● TO BE DONE
With the pictures omitted, write out the entries that follow exactly as they stand.

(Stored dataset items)
##############################

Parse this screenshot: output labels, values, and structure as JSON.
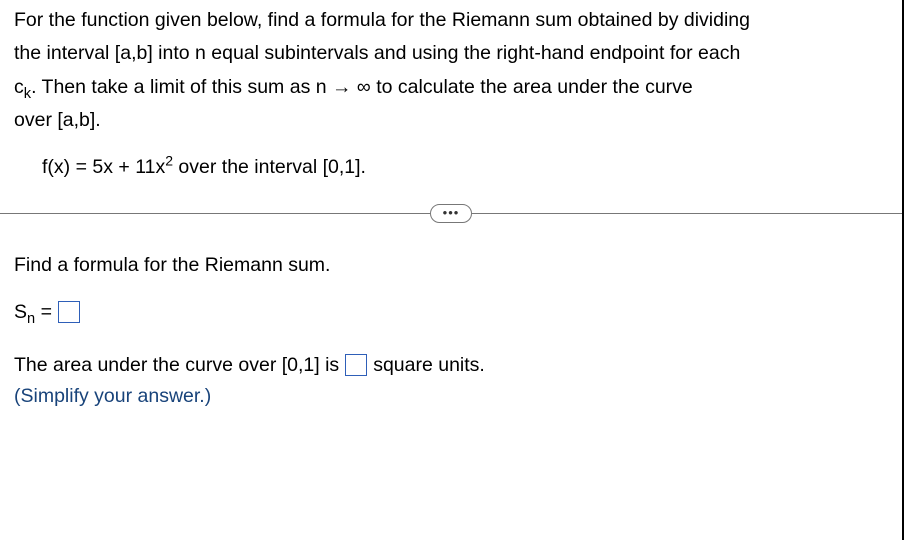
{
  "problem": {
    "intro_line1": "For the function given below, find a formula for the Riemann sum obtained by dividing",
    "intro_line2_pre": "the interval [a,b] into n equal subintervals and using the right-hand endpoint for each",
    "intro_line3_pre": "c",
    "intro_line3_sub": "k",
    "intro_line3_post": ". Then take a limit of this sum as n → ∞ to calculate the area under the curve",
    "intro_line4": "over [a,b].",
    "function_pre": "f(x) = 5x + 11x",
    "function_sup": "2",
    "function_post": " over the interval [0,1]."
  },
  "dots": "•••",
  "section1": {
    "prompt": "Find a formula for the Riemann sum.",
    "label_pre": "S",
    "label_sub": "n",
    "label_post": " ="
  },
  "section2": {
    "text_pre": "The area under the curve over [0,1] is",
    "text_post": "square units.",
    "hint": "(Simplify your answer.)"
  },
  "chart_data": {
    "type": "table",
    "function": "f(x) = 5x + 11x^2",
    "interval": [
      0,
      1
    ],
    "method": "right-hand Riemann sum",
    "subintervals": "n"
  }
}
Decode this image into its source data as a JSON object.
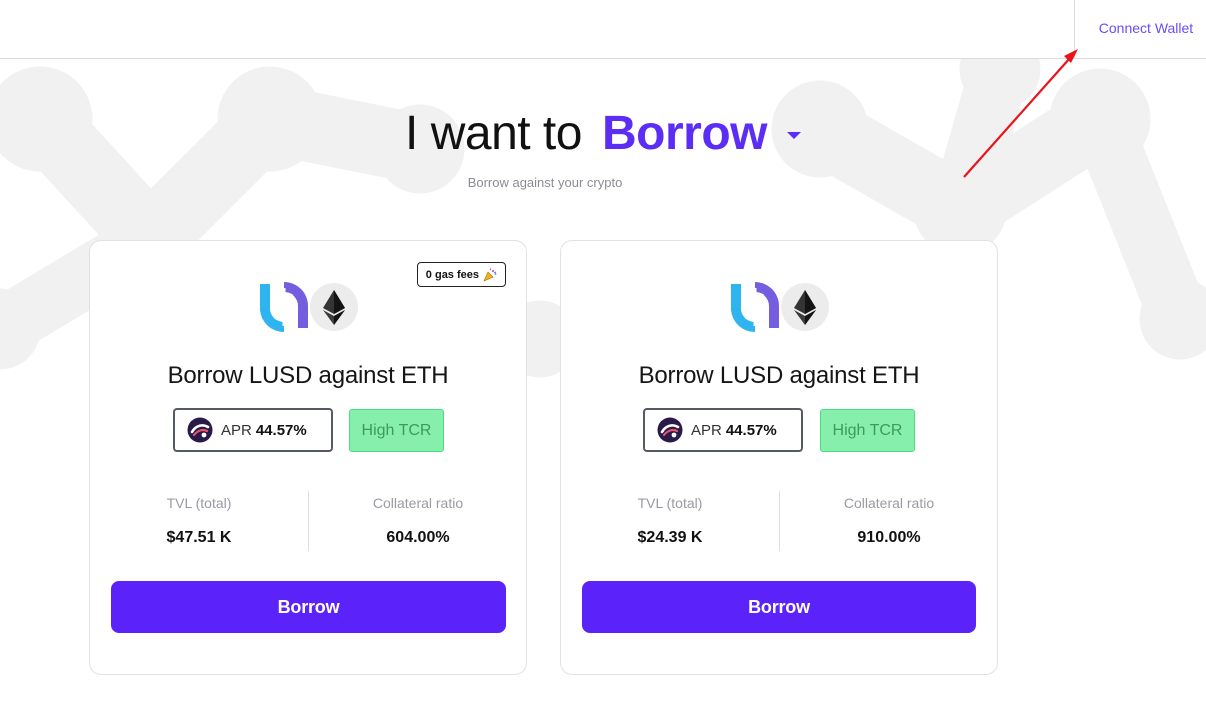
{
  "header": {
    "connect_wallet_label": "Connect Wallet"
  },
  "hero": {
    "prefix": "I want to",
    "action": "Borrow",
    "subtitle": "Borrow against your crypto"
  },
  "cards": [
    {
      "gas_badge": "0 gas fees",
      "gas_badge_icon": "party-popper-icon",
      "tokens": [
        "lusd-icon",
        "eth-icon"
      ],
      "title": "Borrow LUSD against ETH",
      "apr_label": "APR",
      "apr_value": "44.57%",
      "status_badge": "High TCR",
      "tvl_label": "TVL (total)",
      "tvl_value": "$47.51 K",
      "collateral_label": "Collateral ratio",
      "collateral_value": "604.00%",
      "button_label": "Borrow"
    },
    {
      "tokens": [
        "lusd-icon",
        "eth-icon"
      ],
      "title": "Borrow LUSD against ETH",
      "apr_label": "APR",
      "apr_value": "44.57%",
      "status_badge": "High TCR",
      "tvl_label": "TVL (total)",
      "tvl_value": "$24.39 K",
      "collateral_label": "Collateral ratio",
      "collateral_value": "910.00%",
      "button_label": "Borrow"
    }
  ],
  "colors": {
    "accent": "#5b23fa",
    "link": "#6a4cf5",
    "success_bg": "#86efac",
    "annotation_arrow": "#e8141b"
  }
}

##############################

● RESPONSE
Parse this screenshot: output labels, values, and structure as JSON.
{
  "problem": {
    "intro_line1": "For the function given below, find a formula for the Riemann sum obtained by dividing",
    "intro_line2_pre": "the interval [a,b] into n equal subintervals and using the right-hand endpoint for each",
    "intro_line3_pre": "c",
    "intro_line3_sub": "k",
    "intro_line3_post": ". Then take a limit of this sum as n → ∞ to calculate the area under the curve",
    "intro_line4": "over [a,b].",
    "function_pre": "f(x) = 5x + 11x",
    "function_sup": "2",
    "function_post": " over the interval [0,1]."
  },
  "dots": "•••",
  "section1": {
    "prompt": "Find a formula for the Riemann sum.",
    "label_pre": "S",
    "label_sub": "n",
    "label_post": " ="
  },
  "section2": {
    "text_pre": "The area under the curve over [0,1] is",
    "text_post": "square units.",
    "hint": "(Simplify your answer.)"
  },
  "chart_data": {
    "type": "table",
    "function": "f(x) = 5x + 11x^2",
    "interval": [
      0,
      1
    ],
    "method": "right-hand Riemann sum",
    "subintervals": "n"
  }
}
Decode this image into its source data as a JSON object.
{
  "header": {
    "connect_wallet_label": "Connect Wallet"
  },
  "hero": {
    "prefix": "I want to",
    "action": "Borrow",
    "subtitle": "Borrow against your crypto"
  },
  "cards": [
    {
      "gas_badge": "0 gas fees",
      "gas_badge_icon": "party-popper-icon",
      "tokens": [
        "lusd-icon",
        "eth-icon"
      ],
      "title": "Borrow LUSD against ETH",
      "apr_label": "APR",
      "apr_value": "44.57%",
      "status_badge": "High TCR",
      "tvl_label": "TVL (total)",
      "tvl_value": "$47.51 K",
      "collateral_label": "Collateral ratio",
      "collateral_value": "604.00%",
      "button_label": "Borrow"
    },
    {
      "tokens": [
        "lusd-icon",
        "eth-icon"
      ],
      "title": "Borrow LUSD against ETH",
      "apr_label": "APR",
      "apr_value": "44.57%",
      "status_badge": "High TCR",
      "tvl_label": "TVL (total)",
      "tvl_value": "$24.39 K",
      "collateral_label": "Collateral ratio",
      "collateral_value": "910.00%",
      "button_label": "Borrow"
    }
  ],
  "colors": {
    "accent": "#5b23fa",
    "link": "#6a4cf5",
    "success_bg": "#86efac",
    "annotation_arrow": "#e8141b"
  }
}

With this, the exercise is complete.